**PROMPT**
Tally the lines containing the word "hakkında", and report the tally alone.

**THE DATA**
---*---
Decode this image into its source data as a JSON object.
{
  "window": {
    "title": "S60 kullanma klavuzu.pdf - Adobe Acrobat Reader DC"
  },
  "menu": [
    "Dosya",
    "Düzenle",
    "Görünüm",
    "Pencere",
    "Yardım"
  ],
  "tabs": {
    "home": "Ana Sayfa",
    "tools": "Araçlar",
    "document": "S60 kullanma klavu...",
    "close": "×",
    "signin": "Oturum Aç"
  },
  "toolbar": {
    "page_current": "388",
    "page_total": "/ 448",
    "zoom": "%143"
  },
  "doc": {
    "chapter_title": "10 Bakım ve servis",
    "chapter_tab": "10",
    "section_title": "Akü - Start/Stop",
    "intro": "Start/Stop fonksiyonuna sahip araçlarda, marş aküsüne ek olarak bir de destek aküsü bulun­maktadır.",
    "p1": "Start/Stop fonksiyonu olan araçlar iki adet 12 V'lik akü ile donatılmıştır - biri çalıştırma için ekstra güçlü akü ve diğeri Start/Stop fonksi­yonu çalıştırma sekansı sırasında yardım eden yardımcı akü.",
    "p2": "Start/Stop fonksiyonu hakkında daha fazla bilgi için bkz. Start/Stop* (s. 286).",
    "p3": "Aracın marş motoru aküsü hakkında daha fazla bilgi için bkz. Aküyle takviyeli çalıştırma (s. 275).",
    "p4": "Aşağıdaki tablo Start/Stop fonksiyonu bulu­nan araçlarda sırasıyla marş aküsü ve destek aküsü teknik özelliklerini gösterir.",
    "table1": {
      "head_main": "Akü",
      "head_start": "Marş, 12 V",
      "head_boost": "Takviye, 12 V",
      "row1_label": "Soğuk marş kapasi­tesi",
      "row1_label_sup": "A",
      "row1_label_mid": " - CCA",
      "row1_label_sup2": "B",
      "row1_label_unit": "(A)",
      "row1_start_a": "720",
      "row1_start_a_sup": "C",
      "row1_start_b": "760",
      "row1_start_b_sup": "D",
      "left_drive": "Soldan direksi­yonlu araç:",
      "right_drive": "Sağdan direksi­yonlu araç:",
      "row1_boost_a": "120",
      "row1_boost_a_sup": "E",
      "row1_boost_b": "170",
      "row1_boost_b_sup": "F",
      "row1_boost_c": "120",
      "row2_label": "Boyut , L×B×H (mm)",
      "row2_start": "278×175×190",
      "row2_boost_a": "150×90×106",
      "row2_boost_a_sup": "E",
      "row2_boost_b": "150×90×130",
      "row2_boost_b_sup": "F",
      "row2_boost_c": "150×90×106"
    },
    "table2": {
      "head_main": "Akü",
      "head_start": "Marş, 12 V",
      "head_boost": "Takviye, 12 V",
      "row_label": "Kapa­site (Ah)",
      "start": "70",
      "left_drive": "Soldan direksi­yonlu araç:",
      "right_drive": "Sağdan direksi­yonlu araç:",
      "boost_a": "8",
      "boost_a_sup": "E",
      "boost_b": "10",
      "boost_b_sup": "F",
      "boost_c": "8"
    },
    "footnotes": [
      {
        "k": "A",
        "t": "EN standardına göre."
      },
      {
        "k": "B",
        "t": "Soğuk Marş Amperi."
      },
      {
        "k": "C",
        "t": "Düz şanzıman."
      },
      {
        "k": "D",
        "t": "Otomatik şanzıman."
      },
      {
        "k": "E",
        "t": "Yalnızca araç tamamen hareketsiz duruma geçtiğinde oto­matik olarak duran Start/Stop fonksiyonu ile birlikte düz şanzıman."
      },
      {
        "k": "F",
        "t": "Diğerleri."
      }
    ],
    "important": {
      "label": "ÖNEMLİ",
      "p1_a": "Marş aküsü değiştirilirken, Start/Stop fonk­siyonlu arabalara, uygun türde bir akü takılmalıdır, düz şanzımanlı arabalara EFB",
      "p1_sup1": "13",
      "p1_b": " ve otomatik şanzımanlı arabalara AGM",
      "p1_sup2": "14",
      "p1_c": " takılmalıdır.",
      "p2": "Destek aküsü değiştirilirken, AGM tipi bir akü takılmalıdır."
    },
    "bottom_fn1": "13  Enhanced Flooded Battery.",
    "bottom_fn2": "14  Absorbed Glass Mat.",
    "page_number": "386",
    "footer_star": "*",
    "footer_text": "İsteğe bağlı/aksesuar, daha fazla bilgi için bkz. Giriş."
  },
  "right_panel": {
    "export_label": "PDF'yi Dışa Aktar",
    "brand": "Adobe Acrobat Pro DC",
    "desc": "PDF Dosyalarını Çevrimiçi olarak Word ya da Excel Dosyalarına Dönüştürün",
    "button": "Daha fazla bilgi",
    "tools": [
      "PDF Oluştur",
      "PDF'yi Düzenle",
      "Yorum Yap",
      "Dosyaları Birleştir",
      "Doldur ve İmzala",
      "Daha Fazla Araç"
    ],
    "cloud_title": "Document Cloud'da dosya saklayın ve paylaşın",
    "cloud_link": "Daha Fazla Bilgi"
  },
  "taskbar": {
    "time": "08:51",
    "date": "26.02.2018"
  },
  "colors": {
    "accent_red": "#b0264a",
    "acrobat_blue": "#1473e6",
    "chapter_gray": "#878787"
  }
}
---*---
**RESULT**
2